WRITTEN TASK: Return the number of lines holding "مدیران", with nothing added.

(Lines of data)
+ + + +

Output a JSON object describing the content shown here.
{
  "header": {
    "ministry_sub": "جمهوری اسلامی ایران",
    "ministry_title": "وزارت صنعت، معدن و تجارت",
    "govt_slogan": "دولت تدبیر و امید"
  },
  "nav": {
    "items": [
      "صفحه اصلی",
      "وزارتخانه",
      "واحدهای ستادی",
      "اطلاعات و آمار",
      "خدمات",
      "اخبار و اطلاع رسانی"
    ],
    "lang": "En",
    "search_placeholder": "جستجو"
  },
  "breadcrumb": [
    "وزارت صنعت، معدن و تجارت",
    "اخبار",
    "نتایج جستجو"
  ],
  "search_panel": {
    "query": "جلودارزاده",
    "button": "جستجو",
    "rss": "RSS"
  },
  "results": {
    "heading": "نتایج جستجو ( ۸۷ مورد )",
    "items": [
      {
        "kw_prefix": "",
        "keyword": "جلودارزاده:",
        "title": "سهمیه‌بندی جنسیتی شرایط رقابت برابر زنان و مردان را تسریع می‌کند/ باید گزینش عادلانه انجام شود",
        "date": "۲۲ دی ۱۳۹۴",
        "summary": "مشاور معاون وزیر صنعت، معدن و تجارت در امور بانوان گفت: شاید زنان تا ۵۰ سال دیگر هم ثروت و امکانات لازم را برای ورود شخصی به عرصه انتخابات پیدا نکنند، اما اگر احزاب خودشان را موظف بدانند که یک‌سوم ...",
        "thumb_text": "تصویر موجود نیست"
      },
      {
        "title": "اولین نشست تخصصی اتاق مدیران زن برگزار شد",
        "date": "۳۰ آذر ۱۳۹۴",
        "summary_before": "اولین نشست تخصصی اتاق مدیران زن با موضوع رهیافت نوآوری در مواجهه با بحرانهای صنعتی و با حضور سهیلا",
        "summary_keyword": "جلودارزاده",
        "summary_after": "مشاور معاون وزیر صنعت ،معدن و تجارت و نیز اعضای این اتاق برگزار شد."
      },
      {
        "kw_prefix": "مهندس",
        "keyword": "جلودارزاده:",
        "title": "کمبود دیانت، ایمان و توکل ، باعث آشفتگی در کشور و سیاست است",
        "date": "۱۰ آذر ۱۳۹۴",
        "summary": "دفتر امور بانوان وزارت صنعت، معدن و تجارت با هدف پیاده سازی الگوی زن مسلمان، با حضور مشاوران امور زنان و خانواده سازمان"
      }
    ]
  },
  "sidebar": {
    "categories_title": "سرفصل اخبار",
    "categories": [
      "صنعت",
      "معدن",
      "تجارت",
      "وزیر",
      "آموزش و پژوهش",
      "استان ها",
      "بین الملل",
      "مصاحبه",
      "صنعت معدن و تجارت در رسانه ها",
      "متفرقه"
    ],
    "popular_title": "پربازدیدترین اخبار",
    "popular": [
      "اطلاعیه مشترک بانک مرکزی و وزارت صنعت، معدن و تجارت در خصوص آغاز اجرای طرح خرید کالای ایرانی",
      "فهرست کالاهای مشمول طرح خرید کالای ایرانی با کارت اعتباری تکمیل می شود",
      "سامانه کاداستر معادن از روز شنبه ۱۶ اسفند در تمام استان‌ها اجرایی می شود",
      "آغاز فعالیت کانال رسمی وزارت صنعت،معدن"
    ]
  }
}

+ + + +

RESULT OF THIS TASK: 2